>> BEGIN
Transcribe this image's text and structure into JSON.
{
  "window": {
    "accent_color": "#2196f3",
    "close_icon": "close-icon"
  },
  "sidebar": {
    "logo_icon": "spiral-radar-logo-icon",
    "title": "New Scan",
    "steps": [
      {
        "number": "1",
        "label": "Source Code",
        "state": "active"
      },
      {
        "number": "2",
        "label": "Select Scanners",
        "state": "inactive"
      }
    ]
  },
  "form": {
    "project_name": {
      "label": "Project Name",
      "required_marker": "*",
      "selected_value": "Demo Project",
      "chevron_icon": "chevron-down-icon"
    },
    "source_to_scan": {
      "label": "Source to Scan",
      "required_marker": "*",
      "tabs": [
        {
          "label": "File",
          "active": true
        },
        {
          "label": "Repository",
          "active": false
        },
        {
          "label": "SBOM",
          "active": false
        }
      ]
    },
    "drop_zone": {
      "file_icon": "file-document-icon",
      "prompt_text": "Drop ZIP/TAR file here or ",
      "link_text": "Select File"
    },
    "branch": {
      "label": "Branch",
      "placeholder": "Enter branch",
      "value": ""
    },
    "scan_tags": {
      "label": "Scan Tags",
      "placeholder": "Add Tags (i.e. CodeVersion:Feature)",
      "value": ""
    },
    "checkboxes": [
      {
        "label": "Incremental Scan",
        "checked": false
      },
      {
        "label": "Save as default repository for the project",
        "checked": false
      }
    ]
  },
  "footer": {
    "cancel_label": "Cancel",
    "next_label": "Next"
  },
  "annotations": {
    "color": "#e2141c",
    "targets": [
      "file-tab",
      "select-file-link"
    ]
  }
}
>> END
Report how many lines of the entries hold the string "placeholder". Provide the number alone.

[ANSWER TO THIS EXERCISE] 2